== Exercise goal ==
Repeat the records verbatim and leave the pictures out of your copy.

[Saved entries]

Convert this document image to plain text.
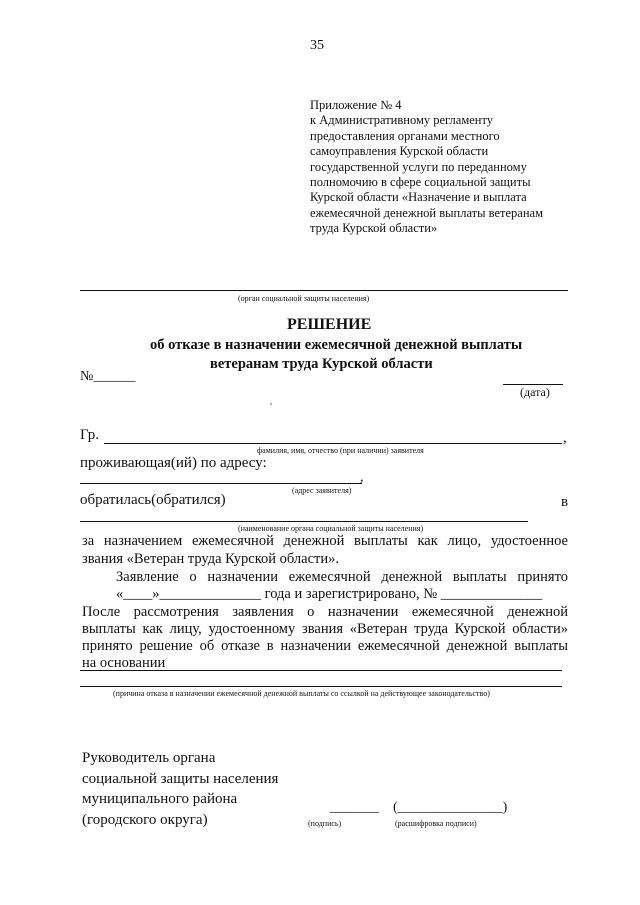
35
Приложение № 4
к Административному регламенту
предоставления органами местного
самоуправления Курской области
государственной услуги по переданному
полномочию в сфере социальной защиты
Курской области «Назначение и выплата
ежемесячной денежной выплаты ветеранам
труда Курской области»
(орган социальной защиты населения)
РЕШЕНИЕ
об отказе в назначении ежемесячной денежной выплаты
ветеранам труда Курской области
№______
(дата)
Гр.	,
фамилия, имя, отчество (при наличии) заявителя
проживающая(ий) по адресу:
,
(адрес заявителя)
обратилась(обратился)	в
(наименование органа социальной защиты населения)
за назначением ежемесячной денежной выплаты как лицо, удостоенное
звания «Ветеран труда Курской области».
Заявление о назначении ежемесячной денежной выплаты принято
«____»______________ года и зарегистрировано, № ______________
После рассмотрения заявления о назначении ежемесячной денежной
выплаты как лицу, удостоенному звания «Ветеран труда Курской области»
принято решение об отказе в назначении ежемесячной денежной выплаты
на основании
(причина отказа в назначении ежемесячной денежной выплаты со ссылкой на действующее законодательство)
Руководитель органа
социальной защиты населения
муниципального района
(городского округа)
_______
(подпись)
(_______________)
(расшифровка подписи)
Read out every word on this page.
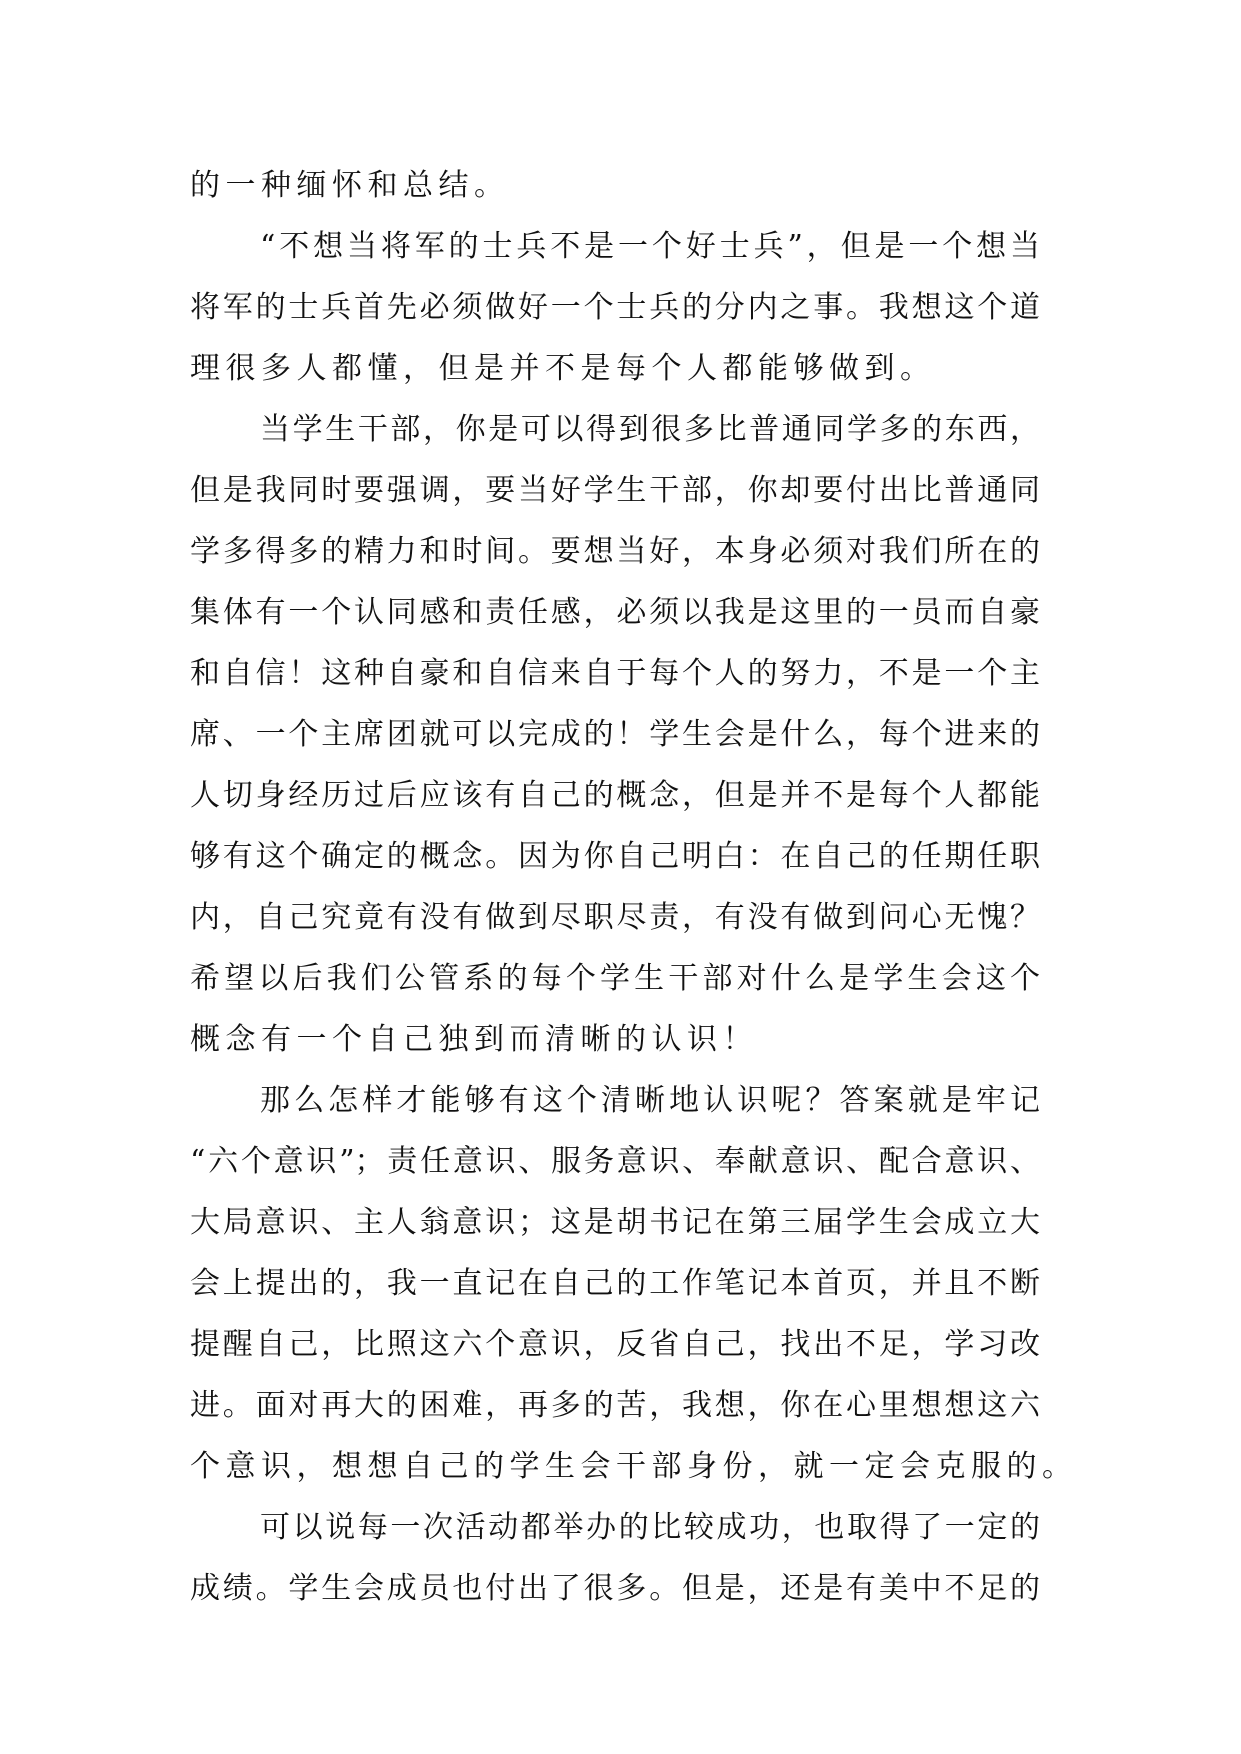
的一种缅怀和总结。
“不想当将军的士兵不是一个好士兵”，但是一个想当
将军的士兵首先必须做好一个士兵的分内之事。我想这个道
理很多人都懂，但是并不是每个人都能够做到。
当学生干部，你是可以得到很多比普通同学多的东西，
但是我同时要强调，要当好学生干部，你却要付出比普通同
学多得多的精力和时间。要想当好，本身必须对我们所在的
集体有一个认同感和责任感，必须以我是这里的一员而自豪
和自信！这种自豪和自信来自于每个人的努力，不是一个主
席、一个主席团就可以完成的！学生会是什么，每个进来的
人切身经历过后应该有自己的概念，但是并不是每个人都能
够有这个确定的概念。因为你自己明白：在自己的任期任职
内，自己究竟有没有做到尽职尽责，有没有做到问心无愧？
希望以后我们公管系的每个学生干部对什么是学生会这个
概念有一个自己独到而清晰的认识！
那么怎样才能够有这个清晰地认识呢？答案就是牢记
“六个意识”；责任意识、服务意识、奉献意识、配合意识、
大局意识、主人翁意识；这是胡书记在第三届学生会成立大
会上提出的，我一直记在自己的工作笔记本首页，并且不断
提醒自己，比照这六个意识，反省自己，找出不足，学习改
进。面对再大的困难，再多的苦，我想，你在心里想想这六
个意识，想想自己的学生会干部身份，就一定会克服的。
可以说每一次活动都举办的比较成功，也取得了一定的
成绩。学生会成员也付出了很多。但是，还是有美中不足的
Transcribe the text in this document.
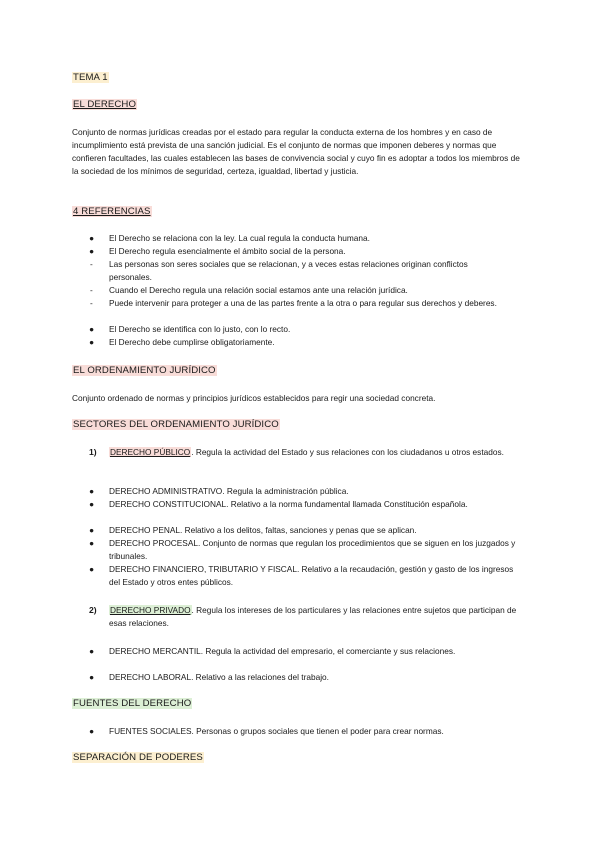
TEMA 1
EL DERECHO

Conjunto de normas jurídicas creadas por el estado para regular la conducta externa de los hombres y en caso de incumplimiento está prevista de una sanción judicial. Es el conjunto de normas que imponen deberes y normas que confieren facultades, las cuales establecen las bases de convivencia social y cuyo fin es adoptar a todos los miembros de la sociedad de los mínimos de seguridad, certeza, igualdad, libertad y justicia.

4 REFERENCIAS
● El Derecho se relaciona con la ley. La cual regula la conducta humana.
● El Derecho regula esencialmente el ámbito social de la persona.
- Las personas son seres sociales que se relacionan, y a veces estas relaciones originan conflictos personales.
- Cuando el Derecho regula una relación social estamos ante una relación jurídica.
- Puede intervenir para proteger a una de las partes frente a la otra o para regular sus derechos y deberes.
● El Derecho se identifica con lo justo, con lo recto.
● El Derecho debe cumplirse obligatoriamente.
EL ORDENAMIENTO JURÍDICO

Conjunto ordenado de normas y principios jurídicos establecidos para regir una sociedad concreta.

SECTORES DEL ORDENAMIENTO JURÍDICO
1) DERECHO PÚBLICO. Regula la actividad del Estado y sus relaciones con los ciudadanos u otros estados.
● DERECHO ADMINISTRATIVO. Regula la administración pública.
● DERECHO CONSTITUCIONAL. Relativo a la norma fundamental llamada Constitución española.
● DERECHO PENAL. Relativo a los delitos, faltas, sanciones y penas que se aplican.
● DERECHO PROCESAL. Conjunto de normas que regulan los procedimientos que se siguen en los juzgados y tribunales.
● DERECHO FINANCIERO, TRIBUTARIO Y FISCAL. Relativo a la recaudación, gestión y gasto de los ingresos del Estado y otros entes públicos.
2) DERECHO PRIVADO. Regula los intereses de los particulares y las relaciones entre sujetos que participan de esas relaciones.
● DERECHO MERCANTIL. Regula la actividad del empresario, el comerciante y sus relaciones.
● DERECHO LABORAL. Relativo a las relaciones del trabajo.
FUENTES DEL DERECHO
● FUENTES SOCIALES. Personas o grupos sociales que tienen el poder para crear normas.
SEPARACIÓN DE PODERES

== Answer to the task ==
Convert this document image to plain text.
35
Приложение № 4
к Административному регламенту
предоставления органами местного
самоуправления Курской области
государственной услуги по переданному
полномочию в сфере социальной защиты
Курской области «Назначение и выплата
ежемесячной денежной выплаты ветеранам
труда Курской области»
(орган социальной защиты населения)
РЕШЕНИЕ
об отказе в назначении ежемесячной денежной выплаты
ветеранам труда Курской области
№______
(дата)
Гр.	,
фамилия, имя, отчество (при наличии) заявителя
проживающая(ий) по адресу:
,
(адрес заявителя)
обратилась(обратился)	в
(наименование органа социальной защиты населения)
за назначением ежемесячной денежной выплаты как лицо, удостоенное
звания «Ветеран труда Курской области».
Заявление о назначении ежемесячной денежной выплаты принято
«____»______________ года и зарегистрировано, № ______________
После рассмотрения заявления о назначении ежемесячной денежной
выплаты как лицу, удостоенному звания «Ветеран труда Курской области»
принято решение об отказе в назначении ежемесячной денежной выплаты
на основании
(причина отказа в назначении ежемесячной денежной выплаты со ссылкой на действующее законодательство)
Руководитель органа
социальной защиты населения
муниципального района
(городского округа)
_______
(подпись)
(_______________)
(расшифровка подписи)
Read out every word on this page.
的一种缅怀和总结。
“不想当将军的士兵不是一个好士兵”，但是一个想当
将军的士兵首先必须做好一个士兵的分内之事。我想这个道
理很多人都懂，但是并不是每个人都能够做到。
当学生干部，你是可以得到很多比普通同学多的东西，
但是我同时要强调，要当好学生干部，你却要付出比普通同
学多得多的精力和时间。要想当好，本身必须对我们所在的
集体有一个认同感和责任感，必须以我是这里的一员而自豪
和自信！这种自豪和自信来自于每个人的努力，不是一个主
席、一个主席团就可以完成的！学生会是什么，每个进来的
人切身经历过后应该有自己的概念，但是并不是每个人都能
够有这个确定的概念。因为你自己明白：在自己的任期任职
内，自己究竟有没有做到尽职尽责，有没有做到问心无愧？
希望以后我们公管系的每个学生干部对什么是学生会这个
概念有一个自己独到而清晰的认识！
那么怎样才能够有这个清晰地认识呢？答案就是牢记
“六个意识”；责任意识、服务意识、奉献意识、配合意识、
大局意识、主人翁意识；这是胡书记在第三届学生会成立大
会上提出的，我一直记在自己的工作笔记本首页，并且不断
提醒自己，比照这六个意识，反省自己，找出不足，学习改
进。面对再大的困难，再多的苦，我想，你在心里想想这六
个意识，想想自己的学生会干部身份，就一定会克服的。
可以说每一次活动都举办的比较成功，也取得了一定的
成绩。学生会成员也付出了很多。但是，还是有美中不足的
Transcribe the text in this document.
TEMA 1
EL DERECHO

Conjunto de normas jurídicas creadas por el estado para regular la conducta externa de los hombres y en caso de incumplimiento está prevista de una sanción judicial. Es el conjunto de normas que imponen deberes y normas que confieren facultades, las cuales establecen las bases de convivencia social y cuyo fin es adoptar a todos los miembros de la sociedad de los mínimos de seguridad, certeza, igualdad, libertad y justicia.

4 REFERENCIAS
● El Derecho se relaciona con la ley. La cual regula la conducta humana.
● El Derecho regula esencialmente el ámbito social de la persona.
- Las personas son seres sociales que se relacionan, y a veces estas relaciones originan conflictos personales.
- Cuando el Derecho regula una relación social estamos ante una relación jurídica.
- Puede intervenir para proteger a una de las partes frente a la otra o para regular sus derechos y deberes.
● El Derecho se identifica con lo justo, con lo recto.
● El Derecho debe cumplirse obligatoriamente.
EL ORDENAMIENTO JURÍDICO

Conjunto ordenado de normas y principios jurídicos establecidos para regir una sociedad concreta.

SECTORES DEL ORDENAMIENTO JURÍDICO
1) DERECHO PÚBLICO. Regula la actividad del Estado y sus relaciones con los ciudadanos u otros estados.
● DERECHO ADMINISTRATIVO. Regula la administración pública.
● DERECHO CONSTITUCIONAL. Relativo a la norma fundamental llamada Constitución española.
● DERECHO PENAL. Relativo a los delitos, faltas, sanciones y penas que se aplican.
● DERECHO PROCESAL. Conjunto de normas que regulan los procedimientos que se siguen en los juzgados y tribunales.
● DERECHO FINANCIERO, TRIBUTARIO Y FISCAL. Relativo a la recaudación, gestión y gasto de los ingresos del Estado y otros entes públicos.
2) DERECHO PRIVADO. Regula los intereses de los particulares y las relaciones entre sujetos que participan de esas relaciones.
● DERECHO MERCANTIL. Regula la actividad del empresario, el comerciante y sus relaciones.
● DERECHO LABORAL. Relativo a las relaciones del trabajo.
FUENTES DEL DERECHO
● FUENTES SOCIALES. Personas o grupos sociales que tienen el poder para crear normas.
SEPARACIÓN DE PODERES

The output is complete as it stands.